Senador tucano recém-eleito está sob investigação

Investigações apontam que a prefeitura de João Pessoa, na gestão de Cícero Lucena, contratou mais de R$ 100 milhões em obras sem licitação

Eleito para substituir o senador Ney Suassuna (PMDB-PB), acusado de envolvimento com a máfia das ambulâncias, o ex-prefeito de João Pessoa Cícero Lucena (PSDB-PB) chega a Brasília sob a mira da Justiça e do próprio Senado.


 


Com base em auditorias do Tribunal de Contas da União (TCU), órgão auxiliar do Congresso, e de investigações da Polícia Federal, a Comissão de Fiscalização e Controle encontrou uma série de irregularidades em pelo menos dez convênios com o governo federal que teriam sido assinados pelo tucano no período em que ele esteve à frente da prefeitura da capital paraibana (1997-2004).


 


A relatora do caso, a senadora Ana Júlia (PT-PA), pretende apresentar suas conclusões nas próximas semanas e sugerir o encaminhamento dos dados levantados ao Ministério Público Federal na Paraíba, autor de uma série de denúncias semelhantes contra o ex-prefeito.

Registros de dados:
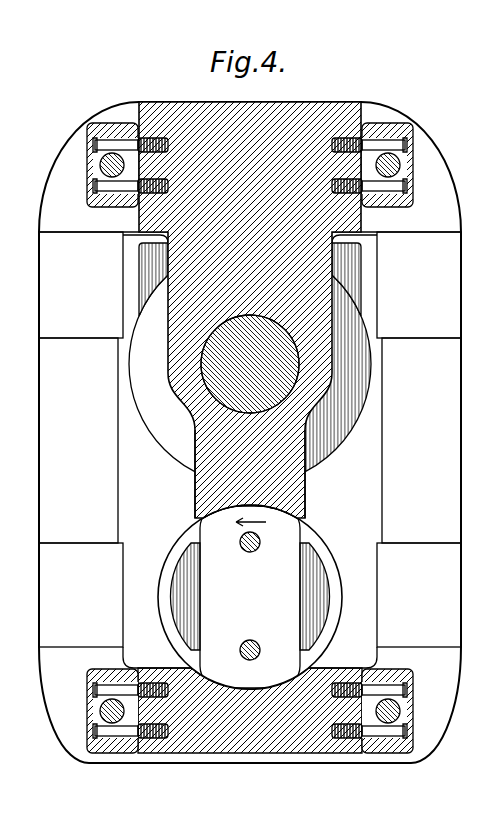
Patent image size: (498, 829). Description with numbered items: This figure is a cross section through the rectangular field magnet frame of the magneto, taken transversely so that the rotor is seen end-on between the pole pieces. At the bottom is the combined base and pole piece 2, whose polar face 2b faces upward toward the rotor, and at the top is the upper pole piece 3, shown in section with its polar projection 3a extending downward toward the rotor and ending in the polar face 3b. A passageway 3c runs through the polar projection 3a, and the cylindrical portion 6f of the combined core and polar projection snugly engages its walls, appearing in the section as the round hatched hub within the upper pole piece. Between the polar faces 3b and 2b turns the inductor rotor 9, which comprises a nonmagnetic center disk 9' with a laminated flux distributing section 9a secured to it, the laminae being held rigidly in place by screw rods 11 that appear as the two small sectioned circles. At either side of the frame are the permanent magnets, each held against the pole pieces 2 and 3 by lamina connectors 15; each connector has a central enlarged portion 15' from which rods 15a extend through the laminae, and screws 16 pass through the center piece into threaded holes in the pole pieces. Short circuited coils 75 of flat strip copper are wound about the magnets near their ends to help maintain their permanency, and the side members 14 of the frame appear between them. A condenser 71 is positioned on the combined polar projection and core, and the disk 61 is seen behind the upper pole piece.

The combined base and pole piece 2 is at (250, 729).
The polar face 2b is at (268, 682).
The upper pole piece 3 is at (213, 103).
The polar projection 3a is at (290, 482).
The polar face 3b is at (210, 508).
The passageway 3c is at (295, 406).
The cylindrical portion of the combined core and polar projection 6f is at (203, 350).
The inductor rotor 9 is at (242, 597).
The flux distributing section 9a is at (287, 545).
The center disk 9' is at (258, 596).
The screw rods 11 is at (253, 552).
The side wall of housing 14 is at (249, 440).
The lamina connectors 15 is at (248, 438).
The central enlarged portion 15' is at (247, 438).
The rods 15a is at (102, 173).
The screws 16 is at (122, 140).
The cam disc 61 is at (390, 383).
The condenser 71 is at (139, 269).
The short circuited coils 75 is at (45, 268).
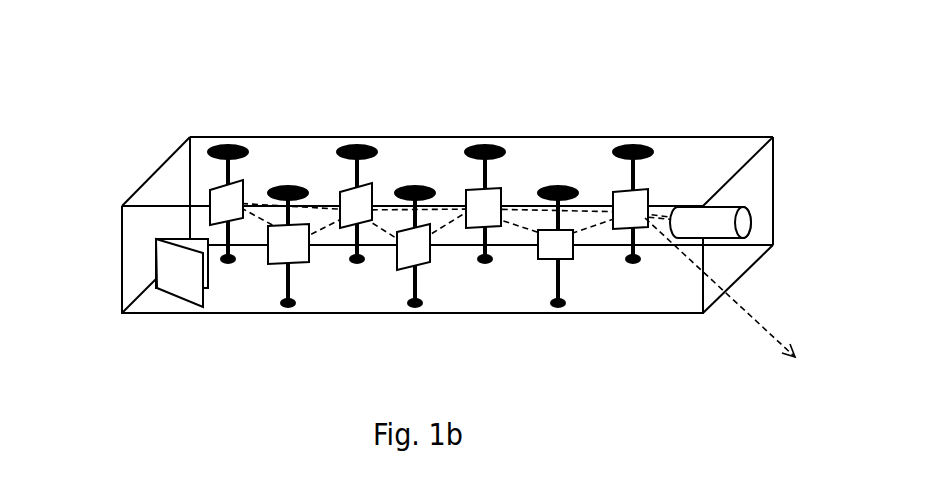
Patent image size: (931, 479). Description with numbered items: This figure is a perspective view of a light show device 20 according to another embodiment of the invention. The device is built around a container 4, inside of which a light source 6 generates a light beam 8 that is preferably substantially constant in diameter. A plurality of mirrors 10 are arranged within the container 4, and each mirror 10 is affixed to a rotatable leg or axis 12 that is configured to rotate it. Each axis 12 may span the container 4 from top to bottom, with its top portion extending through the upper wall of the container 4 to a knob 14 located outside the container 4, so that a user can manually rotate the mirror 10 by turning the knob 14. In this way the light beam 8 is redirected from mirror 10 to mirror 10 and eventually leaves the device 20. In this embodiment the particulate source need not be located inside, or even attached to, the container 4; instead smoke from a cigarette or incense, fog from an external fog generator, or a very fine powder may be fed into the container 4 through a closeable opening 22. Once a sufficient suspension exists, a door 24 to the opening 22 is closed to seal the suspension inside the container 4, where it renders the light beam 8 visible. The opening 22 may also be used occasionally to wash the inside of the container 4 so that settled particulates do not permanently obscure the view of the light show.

The light show device 20 is at (150, 74).
The container 4 is at (737, 137).
The light source 6 is at (745, 218).
The light beam 8 is at (770, 330).
The mirror 10 is at (628, 198).
The rotatable leg or axis 12 is at (485, 187).
The knob 14 is at (505, 148).
The closeable opening 22 is at (210, 270).
The door 24 is at (182, 299).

Instrução escrita: Reproduza literalmente a parte da notícia sobre Cícero Lucena que vai de "Com base em" até "capital paraibana (1997-2004).", incluindo esses dois pontos.

Resposta:
Com base em auditorias do Tribunal de Contas da União (TCU), órgão auxiliar do Congresso, e de investigações da Polícia Federal, a Comissão de Fiscalização e Controle encontrou uma série de irregularidades em pelo menos dez convênios com o governo federal que teriam sido assinados pelo tucano no período em que ele esteve à frente da prefeitura da capital paraibana (1997-2004).